- [MATERIAL FOR THIS EXERCISE]
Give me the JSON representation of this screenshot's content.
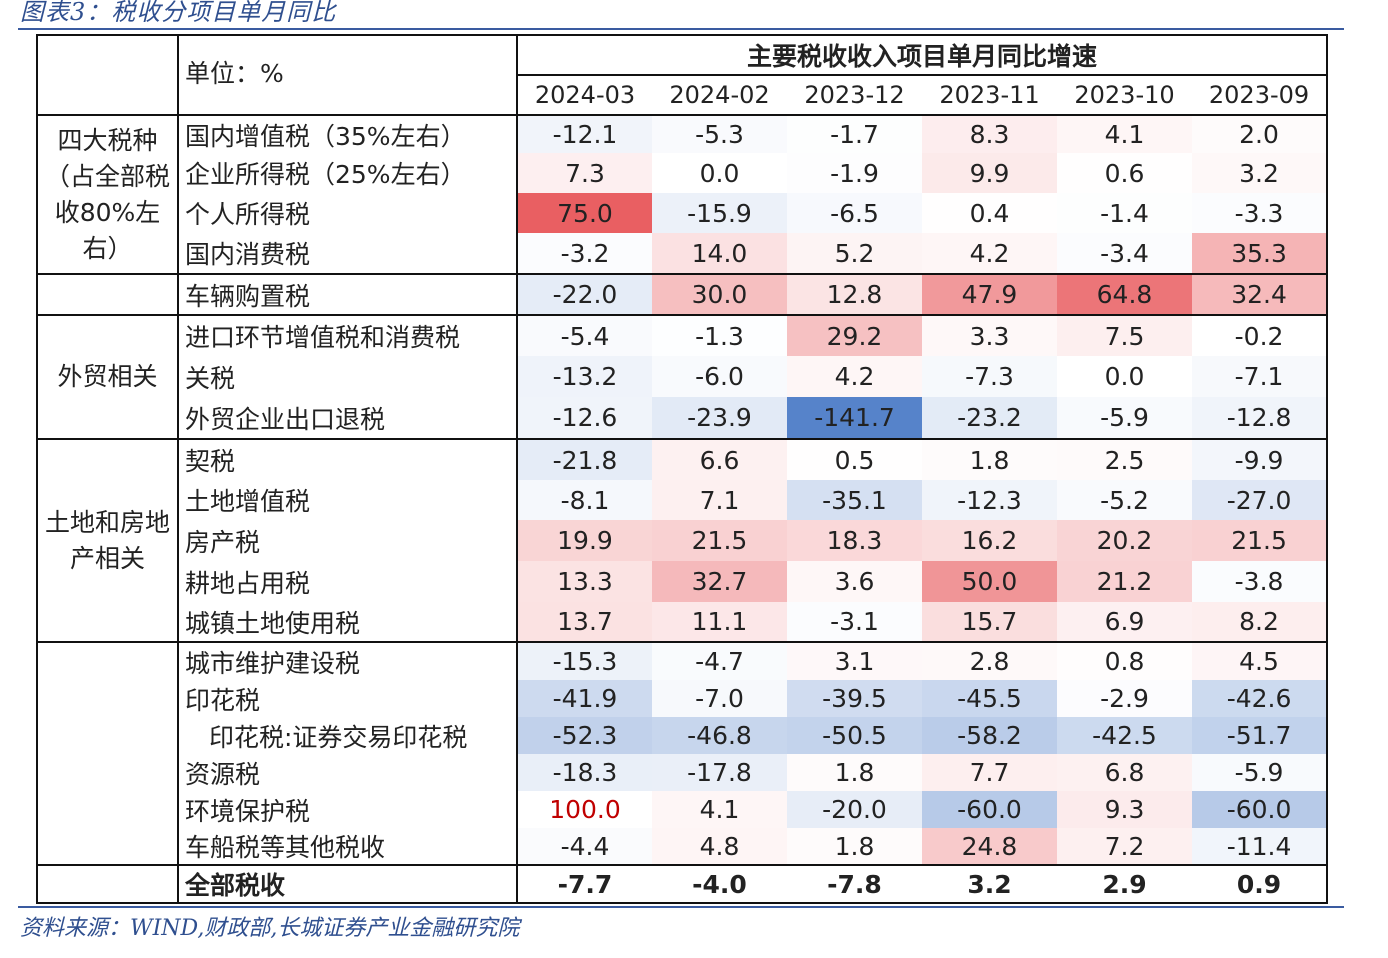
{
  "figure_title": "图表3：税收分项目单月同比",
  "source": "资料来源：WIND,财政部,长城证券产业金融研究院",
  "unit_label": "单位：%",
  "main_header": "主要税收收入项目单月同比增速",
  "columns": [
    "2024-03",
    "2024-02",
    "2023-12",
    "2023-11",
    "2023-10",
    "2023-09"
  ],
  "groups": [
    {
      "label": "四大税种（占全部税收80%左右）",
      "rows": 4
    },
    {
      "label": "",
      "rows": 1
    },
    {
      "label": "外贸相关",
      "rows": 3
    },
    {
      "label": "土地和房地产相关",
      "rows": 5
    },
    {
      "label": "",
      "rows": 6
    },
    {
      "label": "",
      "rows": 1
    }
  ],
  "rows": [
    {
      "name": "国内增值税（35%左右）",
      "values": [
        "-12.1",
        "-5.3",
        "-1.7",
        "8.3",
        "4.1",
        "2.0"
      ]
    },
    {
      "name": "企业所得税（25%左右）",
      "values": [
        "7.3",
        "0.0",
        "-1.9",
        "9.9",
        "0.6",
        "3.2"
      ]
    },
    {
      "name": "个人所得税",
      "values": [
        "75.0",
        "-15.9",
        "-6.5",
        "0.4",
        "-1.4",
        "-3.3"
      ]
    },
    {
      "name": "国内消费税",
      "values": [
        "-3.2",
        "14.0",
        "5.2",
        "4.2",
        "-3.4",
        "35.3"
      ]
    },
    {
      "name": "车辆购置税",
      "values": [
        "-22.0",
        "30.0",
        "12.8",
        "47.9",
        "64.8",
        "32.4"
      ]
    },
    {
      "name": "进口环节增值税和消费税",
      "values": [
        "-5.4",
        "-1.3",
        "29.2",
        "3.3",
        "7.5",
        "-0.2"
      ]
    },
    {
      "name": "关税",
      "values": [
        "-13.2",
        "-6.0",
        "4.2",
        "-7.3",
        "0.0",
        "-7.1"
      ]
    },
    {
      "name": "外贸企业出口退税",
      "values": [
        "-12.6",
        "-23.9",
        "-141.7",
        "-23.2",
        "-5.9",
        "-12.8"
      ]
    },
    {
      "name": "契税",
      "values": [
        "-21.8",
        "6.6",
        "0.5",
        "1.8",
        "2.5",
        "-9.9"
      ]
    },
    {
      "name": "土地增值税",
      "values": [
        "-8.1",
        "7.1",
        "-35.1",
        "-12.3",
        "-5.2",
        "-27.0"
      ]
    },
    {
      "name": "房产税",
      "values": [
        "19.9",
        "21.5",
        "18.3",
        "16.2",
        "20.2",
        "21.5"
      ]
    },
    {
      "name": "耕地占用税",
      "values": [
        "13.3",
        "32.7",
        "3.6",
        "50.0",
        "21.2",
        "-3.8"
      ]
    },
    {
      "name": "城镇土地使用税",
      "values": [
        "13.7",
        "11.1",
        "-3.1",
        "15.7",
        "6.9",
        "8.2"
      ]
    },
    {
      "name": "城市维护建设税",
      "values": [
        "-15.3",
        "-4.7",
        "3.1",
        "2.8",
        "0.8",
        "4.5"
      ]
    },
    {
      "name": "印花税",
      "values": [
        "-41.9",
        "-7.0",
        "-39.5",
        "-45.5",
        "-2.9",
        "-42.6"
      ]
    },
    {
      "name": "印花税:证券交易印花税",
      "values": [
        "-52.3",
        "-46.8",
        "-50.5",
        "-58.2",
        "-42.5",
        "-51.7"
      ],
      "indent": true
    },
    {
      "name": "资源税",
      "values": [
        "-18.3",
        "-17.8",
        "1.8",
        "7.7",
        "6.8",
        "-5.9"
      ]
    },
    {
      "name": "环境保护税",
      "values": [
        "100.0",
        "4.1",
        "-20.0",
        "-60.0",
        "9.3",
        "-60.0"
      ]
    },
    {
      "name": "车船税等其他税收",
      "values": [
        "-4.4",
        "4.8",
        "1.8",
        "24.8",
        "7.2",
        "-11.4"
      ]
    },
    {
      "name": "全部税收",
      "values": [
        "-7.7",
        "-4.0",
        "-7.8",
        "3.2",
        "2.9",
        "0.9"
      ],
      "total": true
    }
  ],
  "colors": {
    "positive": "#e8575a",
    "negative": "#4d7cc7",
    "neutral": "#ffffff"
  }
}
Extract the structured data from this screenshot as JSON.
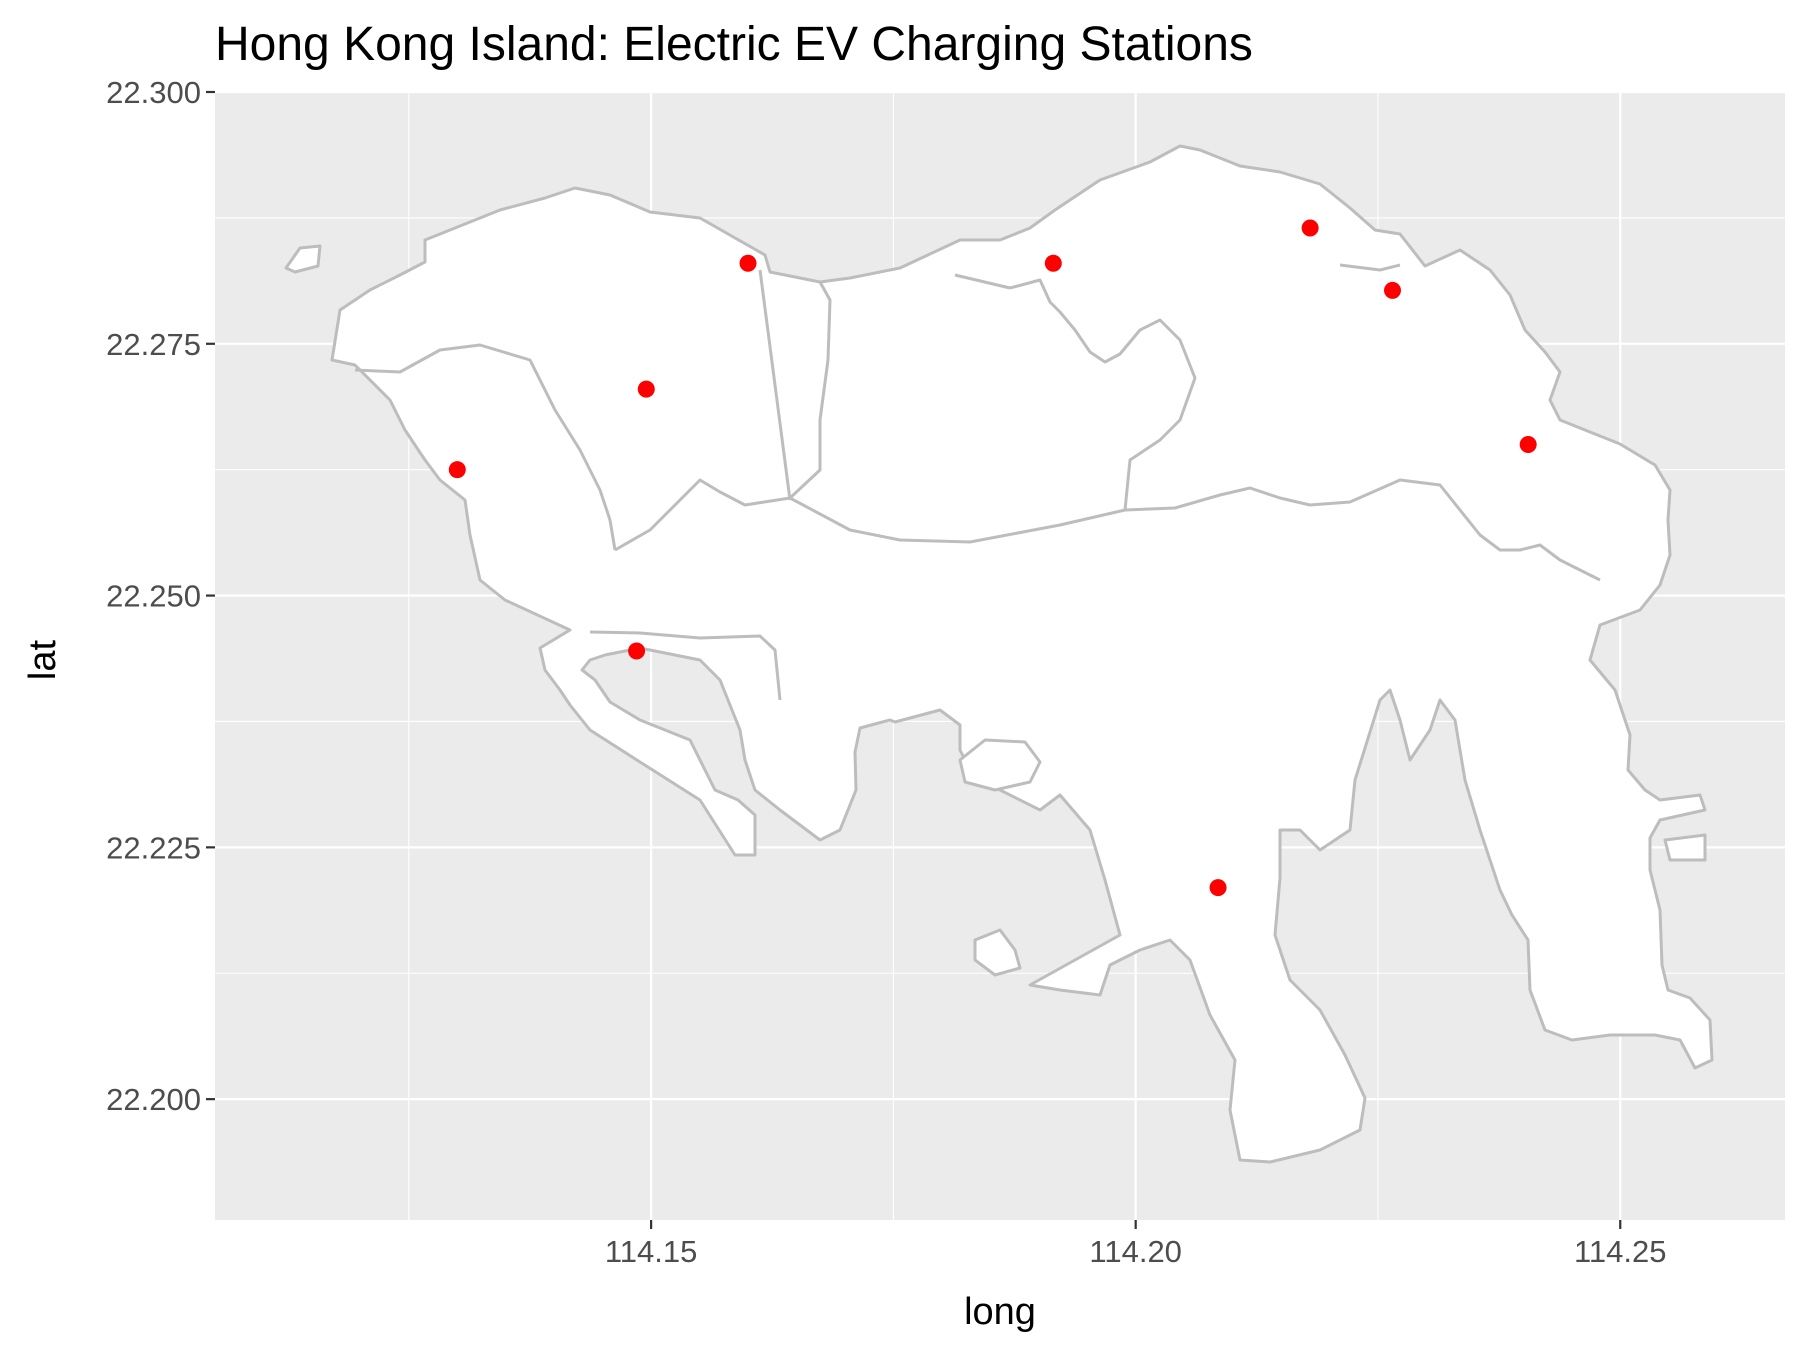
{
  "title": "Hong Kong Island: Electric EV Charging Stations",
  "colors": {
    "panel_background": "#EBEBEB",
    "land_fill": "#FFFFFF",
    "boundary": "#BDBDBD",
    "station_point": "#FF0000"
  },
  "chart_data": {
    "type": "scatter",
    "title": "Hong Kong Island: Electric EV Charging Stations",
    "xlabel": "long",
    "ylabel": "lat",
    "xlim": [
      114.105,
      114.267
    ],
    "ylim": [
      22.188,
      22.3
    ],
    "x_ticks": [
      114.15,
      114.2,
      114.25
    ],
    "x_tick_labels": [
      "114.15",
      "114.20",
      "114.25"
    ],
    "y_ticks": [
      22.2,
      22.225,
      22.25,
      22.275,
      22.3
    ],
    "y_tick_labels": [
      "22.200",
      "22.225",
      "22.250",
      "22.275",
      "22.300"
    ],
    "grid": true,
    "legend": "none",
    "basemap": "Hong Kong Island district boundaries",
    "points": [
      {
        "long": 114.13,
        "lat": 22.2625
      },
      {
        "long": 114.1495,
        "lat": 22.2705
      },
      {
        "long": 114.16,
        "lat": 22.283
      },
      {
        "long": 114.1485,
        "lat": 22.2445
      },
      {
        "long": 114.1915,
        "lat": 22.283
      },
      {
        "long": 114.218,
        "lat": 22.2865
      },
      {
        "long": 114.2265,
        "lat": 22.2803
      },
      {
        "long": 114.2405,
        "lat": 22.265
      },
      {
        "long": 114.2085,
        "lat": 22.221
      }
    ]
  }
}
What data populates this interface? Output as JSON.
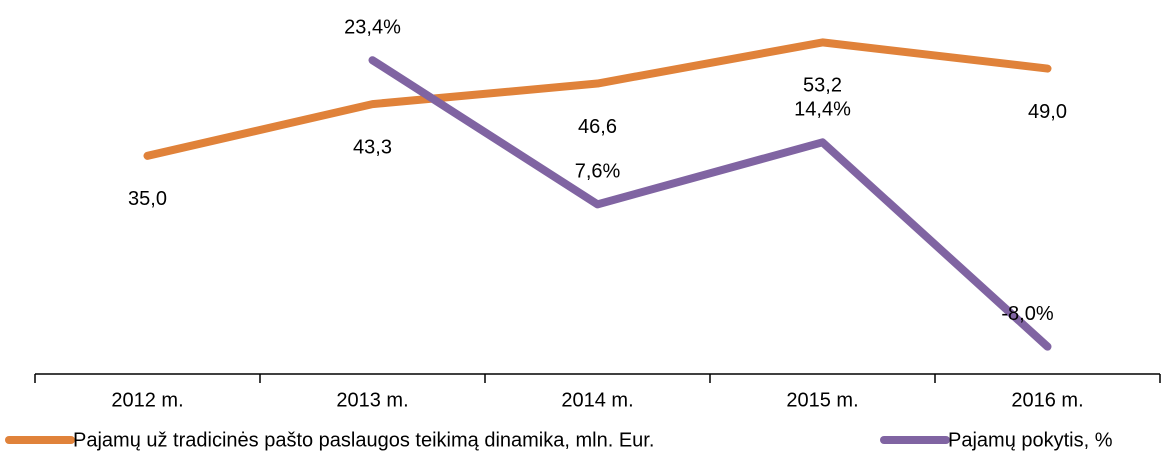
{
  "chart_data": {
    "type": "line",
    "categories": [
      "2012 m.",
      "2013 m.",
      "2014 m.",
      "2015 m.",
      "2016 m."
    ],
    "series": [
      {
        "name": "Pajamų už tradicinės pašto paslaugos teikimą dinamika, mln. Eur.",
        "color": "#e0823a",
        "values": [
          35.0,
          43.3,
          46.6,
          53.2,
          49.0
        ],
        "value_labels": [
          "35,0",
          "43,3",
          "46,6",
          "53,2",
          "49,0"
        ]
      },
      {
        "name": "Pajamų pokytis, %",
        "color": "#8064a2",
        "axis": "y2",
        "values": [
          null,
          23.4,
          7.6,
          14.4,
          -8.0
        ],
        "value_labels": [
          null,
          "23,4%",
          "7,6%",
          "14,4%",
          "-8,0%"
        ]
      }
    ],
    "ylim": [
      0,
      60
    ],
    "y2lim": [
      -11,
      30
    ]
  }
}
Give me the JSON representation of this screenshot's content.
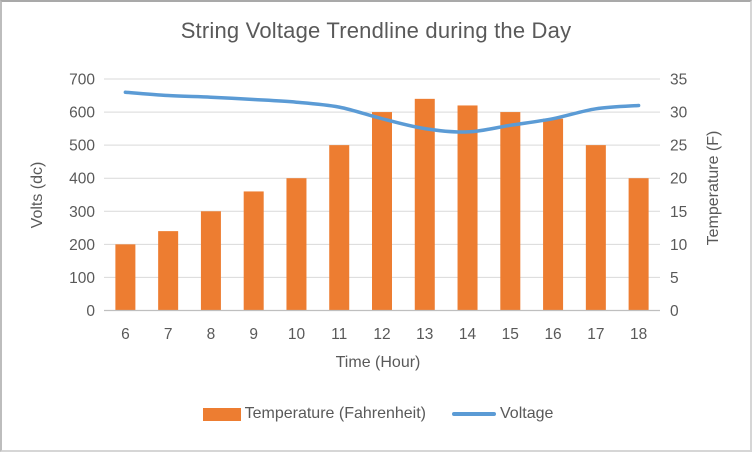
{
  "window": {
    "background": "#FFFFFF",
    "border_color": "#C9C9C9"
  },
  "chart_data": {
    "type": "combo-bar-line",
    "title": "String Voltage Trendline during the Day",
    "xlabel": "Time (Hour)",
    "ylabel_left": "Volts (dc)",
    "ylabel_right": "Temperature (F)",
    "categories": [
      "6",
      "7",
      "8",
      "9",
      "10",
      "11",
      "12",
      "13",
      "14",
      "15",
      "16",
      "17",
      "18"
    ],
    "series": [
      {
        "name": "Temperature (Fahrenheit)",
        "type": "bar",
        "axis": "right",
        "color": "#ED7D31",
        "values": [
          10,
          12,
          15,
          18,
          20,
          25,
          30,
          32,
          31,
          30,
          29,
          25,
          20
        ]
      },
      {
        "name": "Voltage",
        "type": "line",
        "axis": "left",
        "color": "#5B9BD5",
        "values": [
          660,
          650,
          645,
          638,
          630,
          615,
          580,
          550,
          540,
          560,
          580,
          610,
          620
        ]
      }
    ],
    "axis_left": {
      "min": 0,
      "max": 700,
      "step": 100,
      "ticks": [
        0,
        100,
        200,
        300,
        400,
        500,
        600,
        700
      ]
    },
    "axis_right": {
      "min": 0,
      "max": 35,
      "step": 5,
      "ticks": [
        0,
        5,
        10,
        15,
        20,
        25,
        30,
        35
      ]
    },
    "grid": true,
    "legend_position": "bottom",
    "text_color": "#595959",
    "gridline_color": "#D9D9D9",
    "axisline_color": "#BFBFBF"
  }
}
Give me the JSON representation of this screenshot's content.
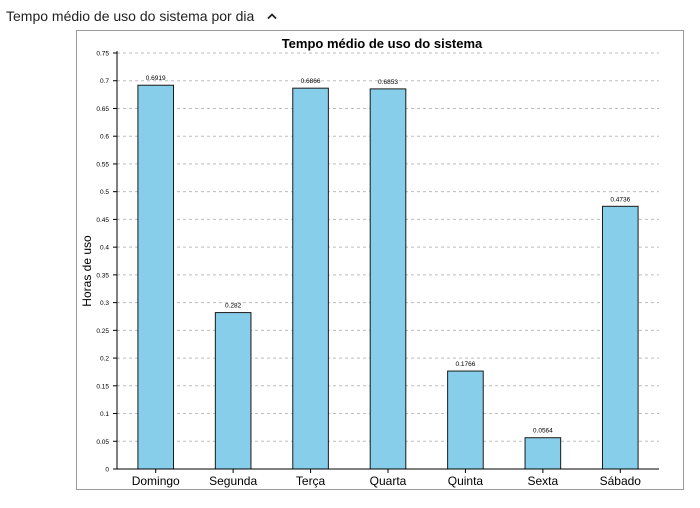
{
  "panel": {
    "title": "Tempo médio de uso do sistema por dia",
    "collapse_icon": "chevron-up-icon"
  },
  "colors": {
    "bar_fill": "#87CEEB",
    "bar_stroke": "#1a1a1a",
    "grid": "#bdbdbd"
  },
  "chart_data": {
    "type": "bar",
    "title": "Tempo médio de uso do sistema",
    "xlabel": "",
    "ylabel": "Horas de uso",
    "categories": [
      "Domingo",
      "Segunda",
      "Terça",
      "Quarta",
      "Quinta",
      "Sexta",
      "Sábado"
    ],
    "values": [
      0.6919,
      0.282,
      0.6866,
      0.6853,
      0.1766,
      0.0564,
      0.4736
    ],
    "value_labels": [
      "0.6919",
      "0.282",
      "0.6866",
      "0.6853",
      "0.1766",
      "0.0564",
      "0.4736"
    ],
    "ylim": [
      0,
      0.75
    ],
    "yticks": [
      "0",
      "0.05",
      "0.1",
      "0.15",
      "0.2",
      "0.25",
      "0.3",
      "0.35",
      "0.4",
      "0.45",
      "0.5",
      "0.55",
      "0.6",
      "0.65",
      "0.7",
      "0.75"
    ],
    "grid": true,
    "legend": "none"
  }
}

- [TASK BRIEF] Look through the material above and work out how many of its lines contain "rows". State the number only.

- [SOLUTION BELOW] 7